▸ BRANO CITATO
◆ ◆ ◆ ◆
Sta insomma al datore di lavoro giudicarli, ben sapendo che il loro appeal è legato a doppio filo alla credibilità e alla serietà dell’istituto che li ha rilasciati ed al percorso di studi effettuato. 

Le esperienze di ex studenti

Per molti ex studenti, ottenuta la laurea, è infatti arrivata una doccia fredda. Gennaro Ferrentino, laureatosi in scienze economiche con la Univolta di Zugo, si è per esempio accorto che nessun’altra università riconosce il suo diploma per proseguire gli studi.

Eppure, era stato dirottato verso la Univolta da Cepu, il colosso italiano dell’istruzione privata e della preparazione agli studi. Il direttore dell’istituto zughese assicura dal canto suo che i titoli rilasciati sono “riconoscibili, ovvero hanno i requisiti per essere riconosciuti”. Nella realtà però, quasi mai lo sono.
◆ ◆ ◆ ◆
▸ DATI FORNITI

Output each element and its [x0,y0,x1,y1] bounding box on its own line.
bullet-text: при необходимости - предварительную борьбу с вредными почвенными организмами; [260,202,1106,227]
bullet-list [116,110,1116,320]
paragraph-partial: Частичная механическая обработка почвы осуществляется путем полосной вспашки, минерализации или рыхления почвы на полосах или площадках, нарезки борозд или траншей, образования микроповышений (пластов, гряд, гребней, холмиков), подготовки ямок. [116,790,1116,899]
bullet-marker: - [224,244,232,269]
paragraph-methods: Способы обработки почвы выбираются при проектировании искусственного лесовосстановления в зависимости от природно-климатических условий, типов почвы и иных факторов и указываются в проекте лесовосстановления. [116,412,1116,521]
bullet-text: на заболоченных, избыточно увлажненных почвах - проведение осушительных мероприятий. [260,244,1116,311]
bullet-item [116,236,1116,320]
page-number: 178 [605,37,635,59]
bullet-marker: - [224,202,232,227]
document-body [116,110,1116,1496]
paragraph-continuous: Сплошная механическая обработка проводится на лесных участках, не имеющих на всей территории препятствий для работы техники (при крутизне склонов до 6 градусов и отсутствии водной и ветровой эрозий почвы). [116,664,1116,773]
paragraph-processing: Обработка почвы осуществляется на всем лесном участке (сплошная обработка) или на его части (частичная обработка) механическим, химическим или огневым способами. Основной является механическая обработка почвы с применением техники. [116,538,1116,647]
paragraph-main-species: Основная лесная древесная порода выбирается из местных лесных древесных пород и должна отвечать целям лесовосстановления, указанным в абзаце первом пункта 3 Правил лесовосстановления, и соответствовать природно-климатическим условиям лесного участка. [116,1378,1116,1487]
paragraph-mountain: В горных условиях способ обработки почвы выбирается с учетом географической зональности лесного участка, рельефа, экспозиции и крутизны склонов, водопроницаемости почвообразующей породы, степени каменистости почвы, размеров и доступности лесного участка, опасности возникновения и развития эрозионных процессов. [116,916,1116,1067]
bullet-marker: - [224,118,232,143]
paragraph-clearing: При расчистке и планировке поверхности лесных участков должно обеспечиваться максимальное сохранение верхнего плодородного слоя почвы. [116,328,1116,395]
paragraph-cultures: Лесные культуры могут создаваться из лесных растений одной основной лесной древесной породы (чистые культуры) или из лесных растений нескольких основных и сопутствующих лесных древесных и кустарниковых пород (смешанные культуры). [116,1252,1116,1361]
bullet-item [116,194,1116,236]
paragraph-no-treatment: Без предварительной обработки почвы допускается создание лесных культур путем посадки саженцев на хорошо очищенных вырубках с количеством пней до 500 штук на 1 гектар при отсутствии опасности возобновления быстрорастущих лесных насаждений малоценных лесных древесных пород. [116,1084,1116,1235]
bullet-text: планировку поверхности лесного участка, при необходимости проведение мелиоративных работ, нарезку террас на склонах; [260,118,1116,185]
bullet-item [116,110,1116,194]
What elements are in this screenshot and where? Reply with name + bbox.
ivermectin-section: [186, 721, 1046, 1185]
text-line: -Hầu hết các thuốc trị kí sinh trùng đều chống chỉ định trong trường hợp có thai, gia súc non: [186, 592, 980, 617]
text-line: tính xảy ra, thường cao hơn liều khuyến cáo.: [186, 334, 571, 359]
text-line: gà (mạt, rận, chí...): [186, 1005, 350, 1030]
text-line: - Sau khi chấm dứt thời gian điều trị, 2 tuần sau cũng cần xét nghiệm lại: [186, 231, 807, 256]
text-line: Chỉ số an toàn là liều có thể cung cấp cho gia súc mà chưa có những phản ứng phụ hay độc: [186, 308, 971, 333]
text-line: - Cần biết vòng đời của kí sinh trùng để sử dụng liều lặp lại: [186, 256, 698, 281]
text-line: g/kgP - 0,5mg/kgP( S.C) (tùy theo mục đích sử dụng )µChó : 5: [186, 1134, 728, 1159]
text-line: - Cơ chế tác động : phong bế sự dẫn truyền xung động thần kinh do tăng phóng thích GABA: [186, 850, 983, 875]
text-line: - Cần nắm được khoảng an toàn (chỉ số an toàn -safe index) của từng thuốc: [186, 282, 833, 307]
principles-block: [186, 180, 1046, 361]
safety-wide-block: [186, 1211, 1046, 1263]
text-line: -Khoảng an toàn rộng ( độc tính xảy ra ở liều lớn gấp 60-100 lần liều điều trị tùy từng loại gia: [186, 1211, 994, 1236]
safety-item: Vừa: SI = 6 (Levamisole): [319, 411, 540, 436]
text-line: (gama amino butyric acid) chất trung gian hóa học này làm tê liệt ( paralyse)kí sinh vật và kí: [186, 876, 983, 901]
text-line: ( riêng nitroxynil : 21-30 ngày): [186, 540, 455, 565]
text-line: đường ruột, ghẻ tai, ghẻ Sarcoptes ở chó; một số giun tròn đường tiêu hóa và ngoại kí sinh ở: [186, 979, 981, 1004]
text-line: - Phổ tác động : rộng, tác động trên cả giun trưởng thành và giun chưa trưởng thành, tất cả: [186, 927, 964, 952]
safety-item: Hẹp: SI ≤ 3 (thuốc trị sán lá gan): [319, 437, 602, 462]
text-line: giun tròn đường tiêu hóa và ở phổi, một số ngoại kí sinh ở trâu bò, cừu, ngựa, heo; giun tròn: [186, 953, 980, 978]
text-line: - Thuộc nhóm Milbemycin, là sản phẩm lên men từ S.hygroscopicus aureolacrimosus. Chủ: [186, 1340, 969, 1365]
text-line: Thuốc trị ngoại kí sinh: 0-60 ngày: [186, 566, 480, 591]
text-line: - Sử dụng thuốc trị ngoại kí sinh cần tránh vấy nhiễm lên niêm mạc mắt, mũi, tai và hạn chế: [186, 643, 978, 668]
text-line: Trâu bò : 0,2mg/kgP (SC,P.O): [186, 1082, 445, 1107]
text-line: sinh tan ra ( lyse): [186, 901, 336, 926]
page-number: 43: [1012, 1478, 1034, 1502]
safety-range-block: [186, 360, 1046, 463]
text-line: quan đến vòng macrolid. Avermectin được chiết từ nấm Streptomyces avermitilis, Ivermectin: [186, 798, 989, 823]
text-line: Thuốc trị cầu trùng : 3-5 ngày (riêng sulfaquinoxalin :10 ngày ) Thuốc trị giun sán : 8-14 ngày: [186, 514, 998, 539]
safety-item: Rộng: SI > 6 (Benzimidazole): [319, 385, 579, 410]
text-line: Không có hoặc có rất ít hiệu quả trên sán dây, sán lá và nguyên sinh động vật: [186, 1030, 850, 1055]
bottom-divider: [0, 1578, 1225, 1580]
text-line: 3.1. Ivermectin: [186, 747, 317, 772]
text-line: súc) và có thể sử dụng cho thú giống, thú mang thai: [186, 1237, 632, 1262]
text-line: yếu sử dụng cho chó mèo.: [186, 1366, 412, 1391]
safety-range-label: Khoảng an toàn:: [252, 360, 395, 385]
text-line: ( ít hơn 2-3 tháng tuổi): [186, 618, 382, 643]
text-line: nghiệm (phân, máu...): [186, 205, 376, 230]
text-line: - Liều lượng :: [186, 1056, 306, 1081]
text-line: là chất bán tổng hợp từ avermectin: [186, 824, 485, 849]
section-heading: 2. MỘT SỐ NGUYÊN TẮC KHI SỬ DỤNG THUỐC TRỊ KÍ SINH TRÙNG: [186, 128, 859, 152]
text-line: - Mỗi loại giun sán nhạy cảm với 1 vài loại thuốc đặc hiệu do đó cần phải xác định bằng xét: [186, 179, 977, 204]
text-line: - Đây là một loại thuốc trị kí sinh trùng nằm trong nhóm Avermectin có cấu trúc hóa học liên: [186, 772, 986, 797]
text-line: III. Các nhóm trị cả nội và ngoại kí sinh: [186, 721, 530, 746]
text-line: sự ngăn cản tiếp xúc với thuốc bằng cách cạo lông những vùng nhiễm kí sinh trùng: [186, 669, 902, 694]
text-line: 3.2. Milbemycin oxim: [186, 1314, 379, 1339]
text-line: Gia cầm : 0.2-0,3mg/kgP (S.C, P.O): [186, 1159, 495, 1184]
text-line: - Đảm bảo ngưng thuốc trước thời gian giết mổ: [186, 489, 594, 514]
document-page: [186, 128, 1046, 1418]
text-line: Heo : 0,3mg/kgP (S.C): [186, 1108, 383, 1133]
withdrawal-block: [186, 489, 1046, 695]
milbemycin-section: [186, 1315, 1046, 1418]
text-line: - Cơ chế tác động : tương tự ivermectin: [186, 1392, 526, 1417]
◆ ◆ ◆ ◆
▸ CONSEGNA A
Secondo il brano sui titoli della Univolta, di che cosa si è accorto Gennaro Ferrentino dopo la laurea?
▸ CONSEGNA B
Continua il brano sui titoli della Univolta a partire dalla sua ultima frase.

▸ RISULTATO ATTESO A
Si è accorto che nessun'altra università riconosce il suo diploma per proseguire gli studi.

▸ RISULTATO ATTESO B
Un altro ex studente toscano laureatosi in scienze della nutrizione con la Unitelematica Leonardo Da Vinci è addirittura finito sotto inchiesta per abuso della professione di nutrizionista, non essendo ritenuto in possesso di un diploma valido. Tra gli indagati è ora finito anche il rettore dell’ateneo zughese.

A volte, diplomi di nessun valore

Centinaia di studenti dell’Istituto Jean Monnet con sede legale a Lugano e un trascorso a Locarno, si sono accorti un mesetto fa che i diplomi rilasciati dall’istituto sono, né più né meno, carta straccia. La Jean Monnet conferiva lauree addirittura in medicina e chirurgia, prima che venisse bloccata dal ministero italiano dell’università e della ricerca. 

Eppure, nulla sembra in grado di fermare il business svizzero delle lauree facili. Già bacchettata dal Dipartimento cantonale dell’educazione, della cultura e dello sport (DECS) due anni fa, per abuso di termini protetti, a Chiasso sta rinascendo la “Libera Università di Studi Svizzera”, che come allora, già nel nome è spudoratamente fuorilegge.

All’origine del progetto un imprenditore pugliese che prima di riaffacciarsi in Svizzera è stato condannato nel suo Paese… perché conferiva diplomi falsi.